--- SET TASK ---
Count the lines in the records below that contain the word "Organization", and give only that number.

****************

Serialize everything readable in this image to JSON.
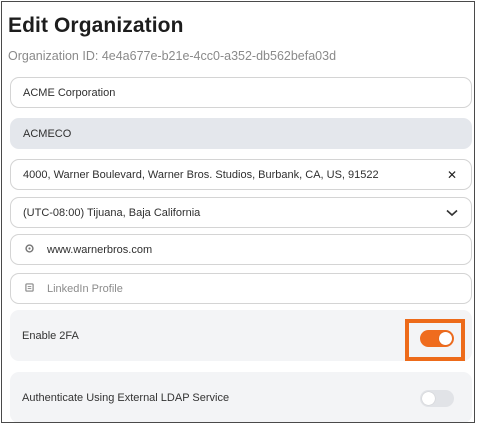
{
  "page": {
    "title": "Edit Organization",
    "org_id_label": "Organization ID:",
    "org_id_value": "4e4a677e-b21e-4cc0-a352-db562befa03d"
  },
  "fields": {
    "name": "ACME Corporation",
    "code": "ACMECO",
    "address": "4000, Warner Boulevard, Warner Bros. Studios, Burbank, CA, US, 91522",
    "address_clear_icon": "close-icon",
    "timezone": "(UTC-08:00) Tijuana, Baja California",
    "timezone_icon": "chevron-down-icon",
    "website": "www.warnerbros.com",
    "website_icon": "globe-icon",
    "linkedin_placeholder": "LinkedIn Profile",
    "linkedin_icon": "linkedin-icon"
  },
  "settings": {
    "enable_2fa": {
      "label": "Enable 2FA",
      "enabled": true
    },
    "ldap": {
      "label": "Authenticate Using External LDAP Service",
      "enabled": false
    }
  },
  "colors": {
    "accent": "#ef6c1e",
    "highlight": "#ed6b1a",
    "toggle_off": "#e1e3e7",
    "disabled_field": "#e4e7ec"
  }
}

****************

--- RESULT OF THIS EXERCISE ---
2